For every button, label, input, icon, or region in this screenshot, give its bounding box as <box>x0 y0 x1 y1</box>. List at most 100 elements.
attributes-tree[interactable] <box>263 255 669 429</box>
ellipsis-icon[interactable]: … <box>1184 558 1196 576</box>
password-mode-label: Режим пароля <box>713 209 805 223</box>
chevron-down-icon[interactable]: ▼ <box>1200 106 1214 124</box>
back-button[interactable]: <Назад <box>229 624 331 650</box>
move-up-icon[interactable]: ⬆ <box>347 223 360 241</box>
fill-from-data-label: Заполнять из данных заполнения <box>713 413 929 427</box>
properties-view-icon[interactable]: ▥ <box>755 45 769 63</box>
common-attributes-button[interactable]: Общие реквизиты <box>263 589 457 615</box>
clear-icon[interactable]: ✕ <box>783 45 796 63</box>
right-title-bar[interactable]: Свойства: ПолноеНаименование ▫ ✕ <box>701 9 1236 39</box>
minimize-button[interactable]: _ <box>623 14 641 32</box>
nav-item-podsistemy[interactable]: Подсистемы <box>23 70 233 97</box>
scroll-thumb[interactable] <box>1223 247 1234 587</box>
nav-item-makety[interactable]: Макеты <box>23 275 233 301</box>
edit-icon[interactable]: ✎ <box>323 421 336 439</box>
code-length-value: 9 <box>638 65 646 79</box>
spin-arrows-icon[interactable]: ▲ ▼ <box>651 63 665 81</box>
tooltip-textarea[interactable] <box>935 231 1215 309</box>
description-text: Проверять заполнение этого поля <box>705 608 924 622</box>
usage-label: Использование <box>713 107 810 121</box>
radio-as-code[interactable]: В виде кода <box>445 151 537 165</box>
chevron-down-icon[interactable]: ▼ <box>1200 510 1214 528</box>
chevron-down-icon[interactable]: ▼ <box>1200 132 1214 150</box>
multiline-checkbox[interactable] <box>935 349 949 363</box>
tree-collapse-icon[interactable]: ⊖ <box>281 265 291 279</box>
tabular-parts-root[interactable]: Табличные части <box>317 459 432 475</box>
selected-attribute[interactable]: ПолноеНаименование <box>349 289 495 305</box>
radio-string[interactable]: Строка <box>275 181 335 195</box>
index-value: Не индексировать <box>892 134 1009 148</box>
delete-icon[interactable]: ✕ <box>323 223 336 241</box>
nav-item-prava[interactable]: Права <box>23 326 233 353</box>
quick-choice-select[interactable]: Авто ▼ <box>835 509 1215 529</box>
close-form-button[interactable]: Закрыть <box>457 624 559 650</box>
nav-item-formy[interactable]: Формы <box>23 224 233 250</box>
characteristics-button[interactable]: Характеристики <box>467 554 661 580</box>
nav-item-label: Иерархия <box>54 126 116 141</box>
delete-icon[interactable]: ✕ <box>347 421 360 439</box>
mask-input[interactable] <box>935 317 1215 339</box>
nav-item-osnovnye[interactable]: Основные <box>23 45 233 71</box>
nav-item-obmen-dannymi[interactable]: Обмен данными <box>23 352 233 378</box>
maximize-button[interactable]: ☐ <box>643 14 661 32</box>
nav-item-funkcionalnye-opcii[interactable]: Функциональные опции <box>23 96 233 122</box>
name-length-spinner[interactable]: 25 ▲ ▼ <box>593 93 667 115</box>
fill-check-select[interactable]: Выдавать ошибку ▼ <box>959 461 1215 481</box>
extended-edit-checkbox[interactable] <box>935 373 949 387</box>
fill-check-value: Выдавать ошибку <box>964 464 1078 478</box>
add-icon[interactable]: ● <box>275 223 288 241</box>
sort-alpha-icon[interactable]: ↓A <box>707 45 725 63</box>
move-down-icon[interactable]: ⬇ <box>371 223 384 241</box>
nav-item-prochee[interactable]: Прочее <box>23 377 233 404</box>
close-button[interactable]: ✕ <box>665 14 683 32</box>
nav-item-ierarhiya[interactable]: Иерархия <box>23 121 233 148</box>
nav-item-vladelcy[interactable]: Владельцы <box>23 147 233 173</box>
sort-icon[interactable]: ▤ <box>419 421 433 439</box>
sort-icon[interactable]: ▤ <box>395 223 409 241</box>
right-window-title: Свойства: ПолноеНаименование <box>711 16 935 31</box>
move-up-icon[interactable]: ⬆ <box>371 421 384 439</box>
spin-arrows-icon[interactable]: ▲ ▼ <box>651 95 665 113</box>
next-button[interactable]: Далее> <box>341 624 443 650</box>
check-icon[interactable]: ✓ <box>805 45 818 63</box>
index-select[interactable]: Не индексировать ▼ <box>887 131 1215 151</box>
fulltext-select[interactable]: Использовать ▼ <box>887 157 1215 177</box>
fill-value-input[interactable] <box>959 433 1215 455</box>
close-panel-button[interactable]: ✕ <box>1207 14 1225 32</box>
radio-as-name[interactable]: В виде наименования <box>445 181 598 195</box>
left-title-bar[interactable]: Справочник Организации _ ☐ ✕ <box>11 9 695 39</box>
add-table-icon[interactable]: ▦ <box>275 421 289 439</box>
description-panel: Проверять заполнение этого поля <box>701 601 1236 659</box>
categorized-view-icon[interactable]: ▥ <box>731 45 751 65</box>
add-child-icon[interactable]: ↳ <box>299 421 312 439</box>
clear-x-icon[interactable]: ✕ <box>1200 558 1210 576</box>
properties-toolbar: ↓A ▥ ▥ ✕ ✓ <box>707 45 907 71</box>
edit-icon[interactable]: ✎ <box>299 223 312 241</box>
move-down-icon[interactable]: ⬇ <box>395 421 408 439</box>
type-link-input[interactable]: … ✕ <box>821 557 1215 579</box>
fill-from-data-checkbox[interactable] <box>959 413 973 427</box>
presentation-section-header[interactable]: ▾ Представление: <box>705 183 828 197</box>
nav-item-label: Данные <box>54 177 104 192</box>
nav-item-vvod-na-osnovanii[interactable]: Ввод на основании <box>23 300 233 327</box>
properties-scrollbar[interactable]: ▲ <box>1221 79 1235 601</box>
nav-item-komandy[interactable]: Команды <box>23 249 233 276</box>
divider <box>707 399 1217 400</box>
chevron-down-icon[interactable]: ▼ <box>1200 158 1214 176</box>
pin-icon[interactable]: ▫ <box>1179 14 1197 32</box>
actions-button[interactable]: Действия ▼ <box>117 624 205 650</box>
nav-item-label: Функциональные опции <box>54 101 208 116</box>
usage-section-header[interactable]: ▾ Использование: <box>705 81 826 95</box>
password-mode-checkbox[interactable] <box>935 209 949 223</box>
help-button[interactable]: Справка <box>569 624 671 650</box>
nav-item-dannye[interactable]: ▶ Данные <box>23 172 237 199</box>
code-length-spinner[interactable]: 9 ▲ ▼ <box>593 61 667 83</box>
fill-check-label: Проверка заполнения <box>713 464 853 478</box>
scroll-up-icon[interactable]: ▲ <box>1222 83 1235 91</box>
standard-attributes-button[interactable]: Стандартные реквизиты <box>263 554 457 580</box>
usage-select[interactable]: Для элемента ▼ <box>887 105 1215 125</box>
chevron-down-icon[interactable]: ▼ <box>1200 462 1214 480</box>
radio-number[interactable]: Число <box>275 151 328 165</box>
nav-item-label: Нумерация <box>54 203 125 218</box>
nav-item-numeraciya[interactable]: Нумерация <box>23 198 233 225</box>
○ ○ ○
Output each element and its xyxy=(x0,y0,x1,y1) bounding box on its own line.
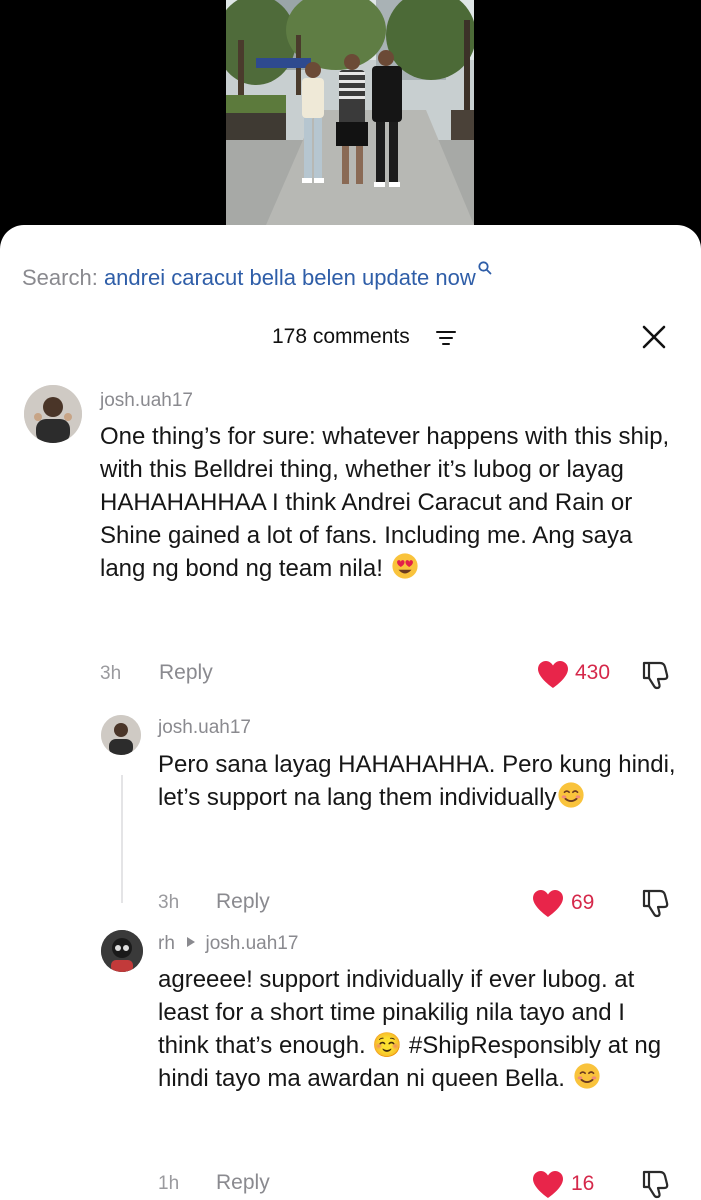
○ ○ ○
### What to work on
Copy out the part of the items above that opens with the line containing "For every button, label, input, icon, or" and closes with the line containing "spin-arrows-icon[interactable]: ▲ ▼ <box>651 63", including both of those lines, with every character unchanged.

### Result for this exercise
For every button, label, input, icon, or region in this screenshot, give its bounding box as <box>x0 y0 x1 y1</box>. List at most 100 elements.
attributes-tree[interactable] <box>263 255 669 429</box>
ellipsis-icon[interactable]: … <box>1184 558 1196 576</box>
password-mode-label: Режим пароля <box>713 209 805 223</box>
chevron-down-icon[interactable]: ▼ <box>1200 106 1214 124</box>
back-button[interactable]: <Назад <box>229 624 331 650</box>
move-up-icon[interactable]: ⬆ <box>347 223 360 241</box>
fill-from-data-label: Заполнять из данных заполнения <box>713 413 929 427</box>
properties-view-icon[interactable]: ▥ <box>755 45 769 63</box>
common-attributes-button[interactable]: Общие реквизиты <box>263 589 457 615</box>
clear-icon[interactable]: ✕ <box>783 45 796 63</box>
right-title-bar[interactable]: Свойства: ПолноеНаименование ▫ ✕ <box>701 9 1236 39</box>
minimize-button[interactable]: _ <box>623 14 641 32</box>
nav-item-podsistemy[interactable]: Подсистемы <box>23 70 233 97</box>
scroll-thumb[interactable] <box>1223 247 1234 587</box>
nav-item-makety[interactable]: Макеты <box>23 275 233 301</box>
edit-icon[interactable]: ✎ <box>323 421 336 439</box>
code-length-value: 9 <box>638 65 646 79</box>
spin-arrows-icon[interactable]: ▲ ▼ <box>651 63 665 81</box>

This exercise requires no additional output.